What you are asked to do =
How many lines of the records hold the string "termelése"? Reply with the number alone.

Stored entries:
------------------------------------------------------------
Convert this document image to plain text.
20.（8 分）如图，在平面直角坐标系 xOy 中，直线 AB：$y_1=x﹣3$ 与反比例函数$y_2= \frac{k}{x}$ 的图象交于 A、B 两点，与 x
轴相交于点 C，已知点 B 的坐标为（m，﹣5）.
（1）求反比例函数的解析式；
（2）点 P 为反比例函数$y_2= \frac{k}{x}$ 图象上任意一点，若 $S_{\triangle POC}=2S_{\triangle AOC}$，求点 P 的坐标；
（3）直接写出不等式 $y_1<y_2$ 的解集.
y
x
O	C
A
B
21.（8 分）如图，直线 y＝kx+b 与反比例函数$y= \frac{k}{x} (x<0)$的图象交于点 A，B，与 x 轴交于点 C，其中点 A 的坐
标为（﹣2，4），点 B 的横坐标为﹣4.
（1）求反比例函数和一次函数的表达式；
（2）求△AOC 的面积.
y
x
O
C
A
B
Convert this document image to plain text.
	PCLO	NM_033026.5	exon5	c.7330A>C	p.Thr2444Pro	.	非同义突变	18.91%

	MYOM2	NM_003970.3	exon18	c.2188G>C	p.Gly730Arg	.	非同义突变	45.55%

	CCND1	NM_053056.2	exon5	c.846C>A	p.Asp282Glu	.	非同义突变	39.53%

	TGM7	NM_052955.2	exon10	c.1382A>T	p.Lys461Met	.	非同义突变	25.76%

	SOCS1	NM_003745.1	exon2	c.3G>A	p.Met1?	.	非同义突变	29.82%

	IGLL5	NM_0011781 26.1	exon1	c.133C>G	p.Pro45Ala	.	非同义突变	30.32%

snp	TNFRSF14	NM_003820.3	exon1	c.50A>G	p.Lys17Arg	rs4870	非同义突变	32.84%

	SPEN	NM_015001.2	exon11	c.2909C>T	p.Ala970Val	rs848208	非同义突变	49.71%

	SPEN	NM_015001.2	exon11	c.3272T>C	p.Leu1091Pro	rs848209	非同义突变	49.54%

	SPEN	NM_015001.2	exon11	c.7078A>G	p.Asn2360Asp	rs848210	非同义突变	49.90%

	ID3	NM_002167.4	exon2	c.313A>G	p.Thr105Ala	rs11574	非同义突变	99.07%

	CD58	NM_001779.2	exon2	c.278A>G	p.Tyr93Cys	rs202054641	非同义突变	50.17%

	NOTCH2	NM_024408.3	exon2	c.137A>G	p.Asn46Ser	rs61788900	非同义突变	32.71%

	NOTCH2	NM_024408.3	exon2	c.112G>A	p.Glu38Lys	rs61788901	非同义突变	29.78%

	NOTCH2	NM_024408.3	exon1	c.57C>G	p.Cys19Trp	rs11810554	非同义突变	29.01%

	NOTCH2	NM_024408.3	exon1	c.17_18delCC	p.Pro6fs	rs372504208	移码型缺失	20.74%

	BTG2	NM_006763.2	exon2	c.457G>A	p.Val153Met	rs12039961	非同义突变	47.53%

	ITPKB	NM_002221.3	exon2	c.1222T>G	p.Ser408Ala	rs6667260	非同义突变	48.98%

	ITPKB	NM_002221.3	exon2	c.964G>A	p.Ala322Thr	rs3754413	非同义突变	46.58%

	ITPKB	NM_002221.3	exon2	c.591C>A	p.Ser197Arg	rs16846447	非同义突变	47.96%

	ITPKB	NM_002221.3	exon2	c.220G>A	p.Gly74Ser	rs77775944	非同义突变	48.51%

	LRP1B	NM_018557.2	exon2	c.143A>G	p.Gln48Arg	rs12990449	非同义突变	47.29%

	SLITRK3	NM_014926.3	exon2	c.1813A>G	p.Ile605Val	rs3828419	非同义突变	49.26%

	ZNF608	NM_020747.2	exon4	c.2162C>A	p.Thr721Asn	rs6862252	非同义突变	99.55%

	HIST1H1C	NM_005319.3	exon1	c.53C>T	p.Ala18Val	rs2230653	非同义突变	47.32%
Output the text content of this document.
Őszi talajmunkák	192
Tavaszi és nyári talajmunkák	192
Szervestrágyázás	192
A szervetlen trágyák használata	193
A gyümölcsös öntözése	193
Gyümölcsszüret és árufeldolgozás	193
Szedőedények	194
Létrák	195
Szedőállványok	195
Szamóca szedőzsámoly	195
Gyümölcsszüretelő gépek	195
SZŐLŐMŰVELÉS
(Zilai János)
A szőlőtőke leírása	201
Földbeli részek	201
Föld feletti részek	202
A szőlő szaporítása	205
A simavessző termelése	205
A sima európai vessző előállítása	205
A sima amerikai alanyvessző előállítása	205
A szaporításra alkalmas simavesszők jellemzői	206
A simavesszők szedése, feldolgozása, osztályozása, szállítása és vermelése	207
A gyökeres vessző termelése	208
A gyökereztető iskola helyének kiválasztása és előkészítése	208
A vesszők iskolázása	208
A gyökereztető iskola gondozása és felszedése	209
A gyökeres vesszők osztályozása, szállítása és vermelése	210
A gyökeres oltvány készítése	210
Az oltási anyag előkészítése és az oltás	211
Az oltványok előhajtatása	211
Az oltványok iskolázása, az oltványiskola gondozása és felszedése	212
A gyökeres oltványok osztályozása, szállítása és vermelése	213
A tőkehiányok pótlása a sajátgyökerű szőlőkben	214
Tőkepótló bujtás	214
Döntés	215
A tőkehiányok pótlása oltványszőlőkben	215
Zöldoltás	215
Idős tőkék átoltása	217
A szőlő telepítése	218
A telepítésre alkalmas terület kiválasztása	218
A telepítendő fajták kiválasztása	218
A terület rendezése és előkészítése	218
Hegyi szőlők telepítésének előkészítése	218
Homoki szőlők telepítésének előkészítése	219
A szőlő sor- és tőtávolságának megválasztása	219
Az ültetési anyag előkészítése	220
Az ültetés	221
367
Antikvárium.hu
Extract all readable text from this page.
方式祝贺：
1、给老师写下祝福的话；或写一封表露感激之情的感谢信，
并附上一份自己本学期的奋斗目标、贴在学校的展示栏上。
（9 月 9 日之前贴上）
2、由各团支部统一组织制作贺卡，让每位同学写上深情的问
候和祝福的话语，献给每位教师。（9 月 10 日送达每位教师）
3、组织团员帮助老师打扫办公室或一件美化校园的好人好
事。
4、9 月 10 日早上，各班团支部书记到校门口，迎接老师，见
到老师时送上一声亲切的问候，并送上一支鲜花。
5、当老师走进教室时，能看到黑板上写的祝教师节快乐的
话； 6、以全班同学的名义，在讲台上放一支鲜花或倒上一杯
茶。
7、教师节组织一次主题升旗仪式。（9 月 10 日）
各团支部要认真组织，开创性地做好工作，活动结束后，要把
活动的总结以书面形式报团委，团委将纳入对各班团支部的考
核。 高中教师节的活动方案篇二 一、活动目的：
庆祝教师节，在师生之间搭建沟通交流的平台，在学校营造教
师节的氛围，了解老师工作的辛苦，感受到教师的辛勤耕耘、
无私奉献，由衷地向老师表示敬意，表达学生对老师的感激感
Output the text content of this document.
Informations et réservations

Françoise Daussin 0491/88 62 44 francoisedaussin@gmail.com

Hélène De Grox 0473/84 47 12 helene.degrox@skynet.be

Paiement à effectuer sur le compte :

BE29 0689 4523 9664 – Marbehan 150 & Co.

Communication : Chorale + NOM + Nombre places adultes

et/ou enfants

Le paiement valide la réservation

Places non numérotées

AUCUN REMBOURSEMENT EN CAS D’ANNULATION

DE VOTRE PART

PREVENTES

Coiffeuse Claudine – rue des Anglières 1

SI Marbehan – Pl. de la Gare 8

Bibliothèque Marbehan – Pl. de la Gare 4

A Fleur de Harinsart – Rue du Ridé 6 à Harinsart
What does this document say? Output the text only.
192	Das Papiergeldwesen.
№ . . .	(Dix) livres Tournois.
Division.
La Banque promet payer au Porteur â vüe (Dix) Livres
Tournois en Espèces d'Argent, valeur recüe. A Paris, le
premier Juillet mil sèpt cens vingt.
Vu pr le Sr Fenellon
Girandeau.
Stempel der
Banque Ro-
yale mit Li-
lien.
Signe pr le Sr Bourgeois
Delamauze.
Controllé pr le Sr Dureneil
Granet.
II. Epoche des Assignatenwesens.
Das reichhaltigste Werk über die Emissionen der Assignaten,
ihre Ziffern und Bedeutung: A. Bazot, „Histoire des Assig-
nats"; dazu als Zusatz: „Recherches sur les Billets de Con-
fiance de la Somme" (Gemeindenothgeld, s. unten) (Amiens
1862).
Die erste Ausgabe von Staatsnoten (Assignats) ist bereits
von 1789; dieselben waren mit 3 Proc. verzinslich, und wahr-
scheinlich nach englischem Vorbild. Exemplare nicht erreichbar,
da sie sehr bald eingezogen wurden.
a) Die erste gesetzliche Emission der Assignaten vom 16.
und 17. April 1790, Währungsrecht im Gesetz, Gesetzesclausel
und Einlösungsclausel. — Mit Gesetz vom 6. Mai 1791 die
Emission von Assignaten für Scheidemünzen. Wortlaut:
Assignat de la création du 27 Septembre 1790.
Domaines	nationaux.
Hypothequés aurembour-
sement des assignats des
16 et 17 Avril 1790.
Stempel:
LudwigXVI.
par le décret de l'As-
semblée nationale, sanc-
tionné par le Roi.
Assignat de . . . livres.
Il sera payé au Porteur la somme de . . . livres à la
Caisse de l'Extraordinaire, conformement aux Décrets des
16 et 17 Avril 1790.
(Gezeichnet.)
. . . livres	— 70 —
------------------------------------------------------------
Task result =
2